WORK REQUIRED:
Extract and list every line that contains the word "JSON".

-- START EXCERPTED DATA --

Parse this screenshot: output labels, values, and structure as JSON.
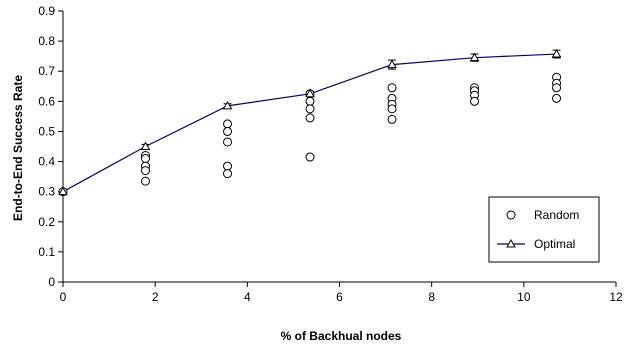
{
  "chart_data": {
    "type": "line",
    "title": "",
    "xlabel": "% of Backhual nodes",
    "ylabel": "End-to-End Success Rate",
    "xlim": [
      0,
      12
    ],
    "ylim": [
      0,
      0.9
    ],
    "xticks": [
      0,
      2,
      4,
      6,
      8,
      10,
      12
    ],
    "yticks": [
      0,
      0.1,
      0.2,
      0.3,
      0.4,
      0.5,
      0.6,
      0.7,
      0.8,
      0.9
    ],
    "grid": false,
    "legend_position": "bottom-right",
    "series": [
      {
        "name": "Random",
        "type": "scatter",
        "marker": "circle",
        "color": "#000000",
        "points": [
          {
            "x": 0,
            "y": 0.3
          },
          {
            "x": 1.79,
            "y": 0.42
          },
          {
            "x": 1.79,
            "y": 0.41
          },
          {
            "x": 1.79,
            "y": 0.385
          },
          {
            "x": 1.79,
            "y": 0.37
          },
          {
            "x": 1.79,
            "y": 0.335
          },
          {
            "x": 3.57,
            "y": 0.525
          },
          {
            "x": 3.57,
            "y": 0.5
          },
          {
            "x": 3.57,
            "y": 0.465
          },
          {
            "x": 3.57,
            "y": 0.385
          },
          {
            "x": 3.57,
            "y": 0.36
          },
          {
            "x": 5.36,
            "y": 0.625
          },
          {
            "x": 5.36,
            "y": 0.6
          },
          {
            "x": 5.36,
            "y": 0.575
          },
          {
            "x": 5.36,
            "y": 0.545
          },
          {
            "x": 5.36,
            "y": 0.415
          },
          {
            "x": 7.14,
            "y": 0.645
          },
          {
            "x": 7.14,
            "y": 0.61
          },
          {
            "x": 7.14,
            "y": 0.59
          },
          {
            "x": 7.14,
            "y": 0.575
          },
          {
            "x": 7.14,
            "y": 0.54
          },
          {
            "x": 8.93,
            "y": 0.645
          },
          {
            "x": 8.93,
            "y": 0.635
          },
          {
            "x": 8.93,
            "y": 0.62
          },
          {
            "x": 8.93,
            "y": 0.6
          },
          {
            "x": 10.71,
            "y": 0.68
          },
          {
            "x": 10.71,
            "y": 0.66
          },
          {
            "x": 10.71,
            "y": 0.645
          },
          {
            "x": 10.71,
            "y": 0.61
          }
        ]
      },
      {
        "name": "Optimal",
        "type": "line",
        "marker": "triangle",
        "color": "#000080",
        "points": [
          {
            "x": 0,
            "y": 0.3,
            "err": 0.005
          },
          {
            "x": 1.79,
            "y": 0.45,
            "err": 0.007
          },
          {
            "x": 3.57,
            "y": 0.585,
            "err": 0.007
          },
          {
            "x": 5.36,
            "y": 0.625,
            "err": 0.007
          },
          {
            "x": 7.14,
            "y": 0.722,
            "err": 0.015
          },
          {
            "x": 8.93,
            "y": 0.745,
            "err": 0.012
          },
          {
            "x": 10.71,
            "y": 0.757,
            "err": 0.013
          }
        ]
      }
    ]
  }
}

-- END EXCERPTED DATA --
-- START EXCERPTED DATA --

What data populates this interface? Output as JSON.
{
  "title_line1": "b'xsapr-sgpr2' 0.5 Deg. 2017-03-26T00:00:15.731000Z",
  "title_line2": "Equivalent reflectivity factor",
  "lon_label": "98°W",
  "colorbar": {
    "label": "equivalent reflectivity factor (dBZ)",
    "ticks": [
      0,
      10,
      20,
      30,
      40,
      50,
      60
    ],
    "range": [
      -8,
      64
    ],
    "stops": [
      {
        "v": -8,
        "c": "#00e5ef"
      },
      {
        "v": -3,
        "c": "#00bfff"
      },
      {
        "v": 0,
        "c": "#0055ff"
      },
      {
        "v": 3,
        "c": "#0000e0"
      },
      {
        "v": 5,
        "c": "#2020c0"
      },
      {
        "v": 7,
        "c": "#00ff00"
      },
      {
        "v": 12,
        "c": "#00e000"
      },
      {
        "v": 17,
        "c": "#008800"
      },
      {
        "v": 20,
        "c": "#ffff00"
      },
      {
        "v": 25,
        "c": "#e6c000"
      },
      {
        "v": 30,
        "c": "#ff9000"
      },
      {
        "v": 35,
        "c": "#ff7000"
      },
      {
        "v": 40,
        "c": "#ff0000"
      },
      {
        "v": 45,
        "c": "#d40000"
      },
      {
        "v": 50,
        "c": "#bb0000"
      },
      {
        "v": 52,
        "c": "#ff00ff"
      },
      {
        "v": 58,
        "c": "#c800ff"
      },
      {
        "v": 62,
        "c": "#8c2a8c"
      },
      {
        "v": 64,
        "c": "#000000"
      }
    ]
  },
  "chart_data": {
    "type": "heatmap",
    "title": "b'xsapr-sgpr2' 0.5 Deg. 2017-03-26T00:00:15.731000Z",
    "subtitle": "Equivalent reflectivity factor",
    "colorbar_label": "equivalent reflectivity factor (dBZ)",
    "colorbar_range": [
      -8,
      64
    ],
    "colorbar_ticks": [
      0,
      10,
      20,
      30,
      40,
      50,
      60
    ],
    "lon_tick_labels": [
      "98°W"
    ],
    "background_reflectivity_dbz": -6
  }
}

-- END EXCERPTED DATA --

TASK RESPONSE:
Parse this screenshot: output labels, values, and structure as JSON.
What data populates this interface? Output as JSON.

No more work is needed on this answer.